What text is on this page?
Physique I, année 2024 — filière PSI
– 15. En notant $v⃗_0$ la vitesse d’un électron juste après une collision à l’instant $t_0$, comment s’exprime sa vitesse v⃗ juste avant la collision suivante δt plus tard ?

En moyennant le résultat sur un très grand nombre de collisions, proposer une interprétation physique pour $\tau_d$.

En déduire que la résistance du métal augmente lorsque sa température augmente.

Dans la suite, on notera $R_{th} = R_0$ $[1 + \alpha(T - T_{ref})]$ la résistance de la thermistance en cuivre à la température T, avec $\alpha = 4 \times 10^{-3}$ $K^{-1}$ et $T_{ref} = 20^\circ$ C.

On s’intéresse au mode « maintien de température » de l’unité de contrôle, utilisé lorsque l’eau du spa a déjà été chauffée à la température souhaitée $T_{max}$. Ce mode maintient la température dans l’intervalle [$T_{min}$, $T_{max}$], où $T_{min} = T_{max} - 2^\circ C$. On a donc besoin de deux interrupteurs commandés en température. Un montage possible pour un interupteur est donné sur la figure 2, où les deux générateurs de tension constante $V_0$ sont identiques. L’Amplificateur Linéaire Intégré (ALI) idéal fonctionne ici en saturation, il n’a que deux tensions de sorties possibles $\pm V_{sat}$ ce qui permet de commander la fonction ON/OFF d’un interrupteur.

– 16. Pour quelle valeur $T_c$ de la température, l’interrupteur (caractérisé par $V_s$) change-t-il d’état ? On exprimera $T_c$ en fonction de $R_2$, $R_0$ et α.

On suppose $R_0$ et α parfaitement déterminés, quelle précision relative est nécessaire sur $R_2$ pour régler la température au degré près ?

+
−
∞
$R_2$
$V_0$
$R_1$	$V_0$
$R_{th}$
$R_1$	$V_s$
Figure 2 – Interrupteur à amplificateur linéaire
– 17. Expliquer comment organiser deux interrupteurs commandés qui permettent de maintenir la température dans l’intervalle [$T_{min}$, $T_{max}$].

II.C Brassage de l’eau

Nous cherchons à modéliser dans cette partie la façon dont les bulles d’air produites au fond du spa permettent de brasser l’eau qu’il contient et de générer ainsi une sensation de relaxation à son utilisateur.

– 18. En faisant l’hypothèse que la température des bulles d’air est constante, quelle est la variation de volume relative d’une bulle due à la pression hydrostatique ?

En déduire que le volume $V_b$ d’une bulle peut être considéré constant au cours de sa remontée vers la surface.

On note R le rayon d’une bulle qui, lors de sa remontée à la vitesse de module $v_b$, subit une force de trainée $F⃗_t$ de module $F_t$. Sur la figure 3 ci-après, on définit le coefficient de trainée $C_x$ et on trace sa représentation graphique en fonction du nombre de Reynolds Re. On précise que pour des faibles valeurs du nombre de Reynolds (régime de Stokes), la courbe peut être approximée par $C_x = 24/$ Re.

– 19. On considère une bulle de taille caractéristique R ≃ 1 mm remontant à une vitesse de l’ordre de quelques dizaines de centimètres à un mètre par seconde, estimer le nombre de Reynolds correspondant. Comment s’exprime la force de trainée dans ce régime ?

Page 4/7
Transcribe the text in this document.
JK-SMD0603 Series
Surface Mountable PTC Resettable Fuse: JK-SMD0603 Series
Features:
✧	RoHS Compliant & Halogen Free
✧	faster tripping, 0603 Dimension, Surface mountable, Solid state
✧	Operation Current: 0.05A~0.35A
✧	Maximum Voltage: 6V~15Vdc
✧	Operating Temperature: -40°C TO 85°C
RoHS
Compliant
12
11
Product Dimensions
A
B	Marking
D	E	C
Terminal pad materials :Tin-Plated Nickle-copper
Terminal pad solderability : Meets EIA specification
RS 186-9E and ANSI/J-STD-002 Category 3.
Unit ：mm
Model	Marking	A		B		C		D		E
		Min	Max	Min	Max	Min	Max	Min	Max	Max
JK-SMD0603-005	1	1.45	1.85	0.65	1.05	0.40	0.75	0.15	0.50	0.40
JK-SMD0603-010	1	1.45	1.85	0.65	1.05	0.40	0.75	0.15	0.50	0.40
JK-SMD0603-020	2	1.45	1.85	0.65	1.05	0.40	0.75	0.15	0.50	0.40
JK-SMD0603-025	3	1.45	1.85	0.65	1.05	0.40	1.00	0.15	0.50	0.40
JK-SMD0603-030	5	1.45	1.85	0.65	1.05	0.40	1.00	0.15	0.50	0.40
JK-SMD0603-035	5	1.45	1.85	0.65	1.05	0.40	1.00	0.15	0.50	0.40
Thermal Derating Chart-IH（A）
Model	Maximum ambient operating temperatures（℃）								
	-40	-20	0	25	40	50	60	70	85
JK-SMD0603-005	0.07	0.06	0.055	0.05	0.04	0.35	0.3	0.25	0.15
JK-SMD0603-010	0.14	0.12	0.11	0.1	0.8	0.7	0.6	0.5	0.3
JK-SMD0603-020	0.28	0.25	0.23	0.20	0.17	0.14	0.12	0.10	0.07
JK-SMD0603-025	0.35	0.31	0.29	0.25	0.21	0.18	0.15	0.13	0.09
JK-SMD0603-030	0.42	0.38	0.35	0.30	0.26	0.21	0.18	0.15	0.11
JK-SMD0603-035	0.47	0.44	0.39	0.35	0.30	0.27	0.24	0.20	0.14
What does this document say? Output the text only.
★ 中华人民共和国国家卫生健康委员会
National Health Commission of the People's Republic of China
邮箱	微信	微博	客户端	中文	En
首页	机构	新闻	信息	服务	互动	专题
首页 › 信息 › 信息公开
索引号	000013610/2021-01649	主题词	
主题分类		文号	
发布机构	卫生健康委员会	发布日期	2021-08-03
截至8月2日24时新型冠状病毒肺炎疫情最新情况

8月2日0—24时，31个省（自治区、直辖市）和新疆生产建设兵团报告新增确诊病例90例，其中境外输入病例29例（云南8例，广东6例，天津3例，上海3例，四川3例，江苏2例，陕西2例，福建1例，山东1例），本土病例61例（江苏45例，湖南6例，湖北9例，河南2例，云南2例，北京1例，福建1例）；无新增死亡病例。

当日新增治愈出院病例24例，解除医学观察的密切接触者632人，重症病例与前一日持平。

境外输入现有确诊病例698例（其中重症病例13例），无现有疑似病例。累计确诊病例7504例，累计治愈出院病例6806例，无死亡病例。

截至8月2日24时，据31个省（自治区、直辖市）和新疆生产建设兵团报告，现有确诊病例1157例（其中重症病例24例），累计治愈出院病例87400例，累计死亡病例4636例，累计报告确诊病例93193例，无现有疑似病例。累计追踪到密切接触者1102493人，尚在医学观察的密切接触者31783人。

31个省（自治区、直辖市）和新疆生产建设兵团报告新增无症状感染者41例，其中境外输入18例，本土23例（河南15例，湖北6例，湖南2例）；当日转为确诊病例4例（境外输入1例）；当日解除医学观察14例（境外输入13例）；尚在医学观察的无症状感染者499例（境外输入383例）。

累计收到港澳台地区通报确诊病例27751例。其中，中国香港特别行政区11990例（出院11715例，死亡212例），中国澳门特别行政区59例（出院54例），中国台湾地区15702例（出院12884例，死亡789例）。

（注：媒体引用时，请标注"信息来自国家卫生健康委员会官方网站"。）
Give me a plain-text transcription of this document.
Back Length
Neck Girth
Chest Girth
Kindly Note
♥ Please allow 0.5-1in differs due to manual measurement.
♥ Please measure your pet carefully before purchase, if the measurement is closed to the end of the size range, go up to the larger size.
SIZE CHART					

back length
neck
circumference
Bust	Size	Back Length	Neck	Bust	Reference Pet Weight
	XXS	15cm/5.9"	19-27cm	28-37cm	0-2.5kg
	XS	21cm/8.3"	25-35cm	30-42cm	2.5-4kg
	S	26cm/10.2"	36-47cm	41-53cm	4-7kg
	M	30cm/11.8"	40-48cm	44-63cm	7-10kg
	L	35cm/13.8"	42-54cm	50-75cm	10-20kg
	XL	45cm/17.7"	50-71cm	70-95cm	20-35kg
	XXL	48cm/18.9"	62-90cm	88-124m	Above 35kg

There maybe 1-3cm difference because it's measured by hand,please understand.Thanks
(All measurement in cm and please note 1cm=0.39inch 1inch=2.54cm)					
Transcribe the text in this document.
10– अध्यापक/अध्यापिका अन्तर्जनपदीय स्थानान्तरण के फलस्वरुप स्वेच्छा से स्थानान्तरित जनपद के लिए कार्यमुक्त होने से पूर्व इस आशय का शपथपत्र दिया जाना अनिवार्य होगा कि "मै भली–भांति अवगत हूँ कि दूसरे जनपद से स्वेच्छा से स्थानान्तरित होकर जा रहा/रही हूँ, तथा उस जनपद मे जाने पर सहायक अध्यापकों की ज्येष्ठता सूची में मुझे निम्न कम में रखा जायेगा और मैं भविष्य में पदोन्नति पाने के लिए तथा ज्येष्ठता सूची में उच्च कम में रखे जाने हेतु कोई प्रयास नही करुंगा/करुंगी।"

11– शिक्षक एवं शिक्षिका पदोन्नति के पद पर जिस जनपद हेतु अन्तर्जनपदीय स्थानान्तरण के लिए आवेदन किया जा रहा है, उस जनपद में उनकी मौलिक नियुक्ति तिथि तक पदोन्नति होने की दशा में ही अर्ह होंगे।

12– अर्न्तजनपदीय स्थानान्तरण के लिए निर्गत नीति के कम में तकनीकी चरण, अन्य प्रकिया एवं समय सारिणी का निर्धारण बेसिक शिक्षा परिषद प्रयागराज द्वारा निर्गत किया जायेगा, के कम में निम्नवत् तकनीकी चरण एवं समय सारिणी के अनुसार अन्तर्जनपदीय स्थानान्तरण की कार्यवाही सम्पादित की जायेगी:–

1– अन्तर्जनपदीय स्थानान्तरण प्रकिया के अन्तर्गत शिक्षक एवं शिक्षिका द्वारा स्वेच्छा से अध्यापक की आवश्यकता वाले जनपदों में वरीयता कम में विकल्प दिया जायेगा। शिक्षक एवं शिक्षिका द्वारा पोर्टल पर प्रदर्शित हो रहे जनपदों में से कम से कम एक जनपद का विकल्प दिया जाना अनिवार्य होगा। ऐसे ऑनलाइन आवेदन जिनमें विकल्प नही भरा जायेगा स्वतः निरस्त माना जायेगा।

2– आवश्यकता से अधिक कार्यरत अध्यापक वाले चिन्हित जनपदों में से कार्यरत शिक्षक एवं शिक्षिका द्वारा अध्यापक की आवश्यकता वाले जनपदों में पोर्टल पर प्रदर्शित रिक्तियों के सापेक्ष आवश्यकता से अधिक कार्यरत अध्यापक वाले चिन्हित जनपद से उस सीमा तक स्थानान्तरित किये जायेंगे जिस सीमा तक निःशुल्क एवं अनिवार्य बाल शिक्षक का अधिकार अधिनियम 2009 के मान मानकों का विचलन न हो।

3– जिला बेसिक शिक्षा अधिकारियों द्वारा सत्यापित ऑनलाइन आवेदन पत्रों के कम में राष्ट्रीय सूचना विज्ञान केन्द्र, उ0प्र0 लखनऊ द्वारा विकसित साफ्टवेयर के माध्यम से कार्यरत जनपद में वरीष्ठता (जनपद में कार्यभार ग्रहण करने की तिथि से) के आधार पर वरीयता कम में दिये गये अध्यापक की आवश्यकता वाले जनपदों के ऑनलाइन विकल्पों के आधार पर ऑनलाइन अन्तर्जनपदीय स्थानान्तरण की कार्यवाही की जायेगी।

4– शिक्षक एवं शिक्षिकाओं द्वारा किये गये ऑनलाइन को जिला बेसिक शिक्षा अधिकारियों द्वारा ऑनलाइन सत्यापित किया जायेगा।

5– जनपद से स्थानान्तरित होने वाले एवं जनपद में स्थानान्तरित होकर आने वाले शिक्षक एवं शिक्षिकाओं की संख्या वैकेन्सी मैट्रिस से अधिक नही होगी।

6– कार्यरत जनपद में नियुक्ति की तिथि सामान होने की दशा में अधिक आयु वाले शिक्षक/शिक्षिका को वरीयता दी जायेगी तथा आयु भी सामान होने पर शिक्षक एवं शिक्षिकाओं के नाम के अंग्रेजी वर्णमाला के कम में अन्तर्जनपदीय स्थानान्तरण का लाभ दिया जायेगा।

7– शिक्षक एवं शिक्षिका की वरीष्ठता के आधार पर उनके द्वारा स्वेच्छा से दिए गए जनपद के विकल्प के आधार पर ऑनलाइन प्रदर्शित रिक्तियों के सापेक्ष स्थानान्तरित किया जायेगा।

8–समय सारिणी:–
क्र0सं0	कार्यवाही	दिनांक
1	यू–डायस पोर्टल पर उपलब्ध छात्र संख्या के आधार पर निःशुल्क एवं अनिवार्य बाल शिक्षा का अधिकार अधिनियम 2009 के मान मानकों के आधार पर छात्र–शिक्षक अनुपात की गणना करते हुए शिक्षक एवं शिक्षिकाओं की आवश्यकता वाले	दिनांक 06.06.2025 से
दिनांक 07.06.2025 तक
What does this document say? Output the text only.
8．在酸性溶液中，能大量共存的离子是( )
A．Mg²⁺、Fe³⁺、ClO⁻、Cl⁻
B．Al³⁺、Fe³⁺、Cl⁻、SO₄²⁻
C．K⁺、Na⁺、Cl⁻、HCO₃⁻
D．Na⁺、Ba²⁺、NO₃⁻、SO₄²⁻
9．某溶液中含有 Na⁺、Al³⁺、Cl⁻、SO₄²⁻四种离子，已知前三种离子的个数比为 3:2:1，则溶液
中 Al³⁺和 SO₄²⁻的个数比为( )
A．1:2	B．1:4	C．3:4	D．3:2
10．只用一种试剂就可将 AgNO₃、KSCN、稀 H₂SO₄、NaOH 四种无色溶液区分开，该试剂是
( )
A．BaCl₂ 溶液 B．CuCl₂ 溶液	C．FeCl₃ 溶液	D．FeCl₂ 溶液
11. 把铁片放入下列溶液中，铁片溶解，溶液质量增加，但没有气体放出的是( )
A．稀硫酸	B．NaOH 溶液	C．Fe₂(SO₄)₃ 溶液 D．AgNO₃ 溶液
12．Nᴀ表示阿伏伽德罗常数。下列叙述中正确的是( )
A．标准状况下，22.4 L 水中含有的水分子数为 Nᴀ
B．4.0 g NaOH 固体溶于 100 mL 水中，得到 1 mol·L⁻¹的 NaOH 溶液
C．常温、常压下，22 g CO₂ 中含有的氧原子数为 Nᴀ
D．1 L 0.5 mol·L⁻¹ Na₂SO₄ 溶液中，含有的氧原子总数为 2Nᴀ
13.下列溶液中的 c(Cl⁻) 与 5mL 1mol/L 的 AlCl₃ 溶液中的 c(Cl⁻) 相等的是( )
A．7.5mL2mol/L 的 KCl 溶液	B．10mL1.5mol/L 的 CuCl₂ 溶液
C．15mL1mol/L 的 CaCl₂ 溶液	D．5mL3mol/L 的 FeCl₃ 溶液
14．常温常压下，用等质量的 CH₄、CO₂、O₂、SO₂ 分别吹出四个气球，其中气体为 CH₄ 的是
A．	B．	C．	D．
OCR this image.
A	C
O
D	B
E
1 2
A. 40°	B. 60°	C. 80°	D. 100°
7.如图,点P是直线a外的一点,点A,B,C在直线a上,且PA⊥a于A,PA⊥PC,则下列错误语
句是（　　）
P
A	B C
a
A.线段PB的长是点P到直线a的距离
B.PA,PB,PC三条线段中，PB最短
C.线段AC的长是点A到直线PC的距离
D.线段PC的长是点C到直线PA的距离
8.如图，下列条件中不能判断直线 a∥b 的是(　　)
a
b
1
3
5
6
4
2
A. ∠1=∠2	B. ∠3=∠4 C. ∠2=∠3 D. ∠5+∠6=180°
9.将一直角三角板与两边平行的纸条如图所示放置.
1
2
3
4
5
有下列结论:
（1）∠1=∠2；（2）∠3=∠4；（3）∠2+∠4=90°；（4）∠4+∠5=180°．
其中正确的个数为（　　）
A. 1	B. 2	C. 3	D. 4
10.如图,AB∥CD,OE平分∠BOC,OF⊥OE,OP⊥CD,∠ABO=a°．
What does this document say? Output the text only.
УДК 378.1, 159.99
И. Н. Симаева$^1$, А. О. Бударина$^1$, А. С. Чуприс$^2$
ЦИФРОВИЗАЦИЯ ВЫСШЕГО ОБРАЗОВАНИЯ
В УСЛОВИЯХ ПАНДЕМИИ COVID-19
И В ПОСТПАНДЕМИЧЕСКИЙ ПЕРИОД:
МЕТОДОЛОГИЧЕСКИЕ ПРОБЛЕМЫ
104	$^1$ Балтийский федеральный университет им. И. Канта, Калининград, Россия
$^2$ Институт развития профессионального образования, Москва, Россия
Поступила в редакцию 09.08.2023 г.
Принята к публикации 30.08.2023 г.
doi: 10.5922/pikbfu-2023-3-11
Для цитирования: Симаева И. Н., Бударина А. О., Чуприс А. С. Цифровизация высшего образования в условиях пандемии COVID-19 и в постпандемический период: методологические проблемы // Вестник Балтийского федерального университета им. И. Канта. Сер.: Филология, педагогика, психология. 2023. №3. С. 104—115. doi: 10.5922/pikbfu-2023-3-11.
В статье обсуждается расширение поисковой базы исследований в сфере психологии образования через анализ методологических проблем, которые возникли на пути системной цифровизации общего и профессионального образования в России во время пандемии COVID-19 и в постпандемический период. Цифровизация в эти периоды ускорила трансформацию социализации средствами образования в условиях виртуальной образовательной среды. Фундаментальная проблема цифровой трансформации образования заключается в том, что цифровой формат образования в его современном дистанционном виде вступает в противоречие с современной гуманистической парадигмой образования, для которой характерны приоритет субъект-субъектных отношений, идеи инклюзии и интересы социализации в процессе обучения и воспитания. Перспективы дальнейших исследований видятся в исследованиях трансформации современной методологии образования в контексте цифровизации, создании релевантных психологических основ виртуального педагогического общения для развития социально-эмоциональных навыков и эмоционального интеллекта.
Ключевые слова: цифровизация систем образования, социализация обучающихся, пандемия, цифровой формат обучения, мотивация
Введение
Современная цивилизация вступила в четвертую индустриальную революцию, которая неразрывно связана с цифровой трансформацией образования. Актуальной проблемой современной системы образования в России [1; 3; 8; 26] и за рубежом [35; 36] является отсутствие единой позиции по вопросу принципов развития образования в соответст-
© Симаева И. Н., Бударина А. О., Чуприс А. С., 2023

EXERCISE AIM: From the data above, work out how many lines hold "обучения". Answer with the number alone.

EXPECTED ANSWER: 2